[START RAW DATA]

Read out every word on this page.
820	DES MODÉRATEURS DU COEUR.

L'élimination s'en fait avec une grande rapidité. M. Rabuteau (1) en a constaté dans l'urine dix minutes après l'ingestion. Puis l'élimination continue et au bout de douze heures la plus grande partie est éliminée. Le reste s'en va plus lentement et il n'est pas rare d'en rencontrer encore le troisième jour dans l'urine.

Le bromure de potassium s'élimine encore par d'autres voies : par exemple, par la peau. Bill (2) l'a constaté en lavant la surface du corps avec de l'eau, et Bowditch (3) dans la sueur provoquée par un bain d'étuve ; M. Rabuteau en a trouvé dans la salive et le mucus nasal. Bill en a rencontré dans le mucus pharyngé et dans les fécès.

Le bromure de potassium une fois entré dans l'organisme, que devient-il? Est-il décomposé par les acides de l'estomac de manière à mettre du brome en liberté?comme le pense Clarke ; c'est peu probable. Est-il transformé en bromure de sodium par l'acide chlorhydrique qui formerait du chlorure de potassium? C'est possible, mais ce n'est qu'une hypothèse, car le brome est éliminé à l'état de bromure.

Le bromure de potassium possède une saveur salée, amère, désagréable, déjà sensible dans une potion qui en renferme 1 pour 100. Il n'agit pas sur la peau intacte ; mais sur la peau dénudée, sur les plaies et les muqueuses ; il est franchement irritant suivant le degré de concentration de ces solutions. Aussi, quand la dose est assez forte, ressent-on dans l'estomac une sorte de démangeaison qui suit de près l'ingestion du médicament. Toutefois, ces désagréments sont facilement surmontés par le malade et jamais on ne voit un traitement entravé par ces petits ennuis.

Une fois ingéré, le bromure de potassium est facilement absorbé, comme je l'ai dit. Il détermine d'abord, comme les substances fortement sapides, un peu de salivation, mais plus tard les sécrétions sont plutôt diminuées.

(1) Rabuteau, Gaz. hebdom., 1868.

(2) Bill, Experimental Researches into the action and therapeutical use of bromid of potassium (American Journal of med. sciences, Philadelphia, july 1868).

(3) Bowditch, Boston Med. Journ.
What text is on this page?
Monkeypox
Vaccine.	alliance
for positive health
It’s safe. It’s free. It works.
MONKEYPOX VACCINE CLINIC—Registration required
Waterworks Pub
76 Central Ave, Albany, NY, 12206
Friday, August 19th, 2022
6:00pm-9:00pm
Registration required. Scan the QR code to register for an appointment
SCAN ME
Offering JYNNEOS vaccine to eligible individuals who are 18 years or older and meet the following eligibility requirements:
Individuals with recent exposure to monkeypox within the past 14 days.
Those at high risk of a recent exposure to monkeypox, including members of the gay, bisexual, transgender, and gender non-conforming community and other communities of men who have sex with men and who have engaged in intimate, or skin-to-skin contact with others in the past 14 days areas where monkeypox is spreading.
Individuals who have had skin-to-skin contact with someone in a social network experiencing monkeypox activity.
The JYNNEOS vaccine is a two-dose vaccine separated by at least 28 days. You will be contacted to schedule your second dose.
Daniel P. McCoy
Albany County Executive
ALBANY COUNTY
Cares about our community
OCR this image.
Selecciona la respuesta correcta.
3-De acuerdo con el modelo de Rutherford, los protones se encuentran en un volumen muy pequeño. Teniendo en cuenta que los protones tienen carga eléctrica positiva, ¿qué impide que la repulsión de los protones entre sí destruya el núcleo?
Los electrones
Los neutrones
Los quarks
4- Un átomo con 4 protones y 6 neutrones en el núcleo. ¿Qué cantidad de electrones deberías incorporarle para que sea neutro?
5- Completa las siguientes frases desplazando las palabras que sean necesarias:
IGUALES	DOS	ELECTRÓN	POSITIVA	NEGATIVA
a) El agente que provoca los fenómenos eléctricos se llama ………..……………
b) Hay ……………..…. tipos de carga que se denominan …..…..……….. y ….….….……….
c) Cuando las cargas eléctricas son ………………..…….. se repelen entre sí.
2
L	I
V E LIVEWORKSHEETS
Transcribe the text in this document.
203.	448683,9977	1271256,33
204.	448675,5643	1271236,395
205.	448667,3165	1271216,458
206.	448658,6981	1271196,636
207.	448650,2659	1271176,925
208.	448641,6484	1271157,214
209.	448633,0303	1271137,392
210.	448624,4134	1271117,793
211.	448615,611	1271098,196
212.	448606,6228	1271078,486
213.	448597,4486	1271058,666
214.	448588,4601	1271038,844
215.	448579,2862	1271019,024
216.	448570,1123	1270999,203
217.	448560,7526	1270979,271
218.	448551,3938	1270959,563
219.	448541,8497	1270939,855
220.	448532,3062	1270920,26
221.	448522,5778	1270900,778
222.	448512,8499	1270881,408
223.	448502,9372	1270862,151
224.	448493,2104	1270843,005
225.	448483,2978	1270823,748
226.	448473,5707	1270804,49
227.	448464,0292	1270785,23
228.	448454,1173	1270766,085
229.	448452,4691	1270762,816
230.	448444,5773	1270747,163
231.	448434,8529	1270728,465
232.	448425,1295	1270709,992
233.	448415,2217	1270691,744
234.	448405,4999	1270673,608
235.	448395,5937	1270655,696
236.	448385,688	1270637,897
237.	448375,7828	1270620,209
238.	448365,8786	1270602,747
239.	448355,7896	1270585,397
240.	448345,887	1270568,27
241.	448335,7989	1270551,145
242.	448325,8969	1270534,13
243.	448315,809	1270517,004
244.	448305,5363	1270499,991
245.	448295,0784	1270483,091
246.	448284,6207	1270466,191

[END RAW DATA]

**WHAT YOU NEED TO DO:** Pick out each line in the material containing "JYNNEOS".

**CORRECT ANSWER:**
Offering JYNNEOS vaccine to eligible individuals who are 18 years or older and meet the following eligibility requirements:
The JYNNEOS vaccine is a two-dose vaccine separated by at least 28 days. You will be contacted to schedule your second dose.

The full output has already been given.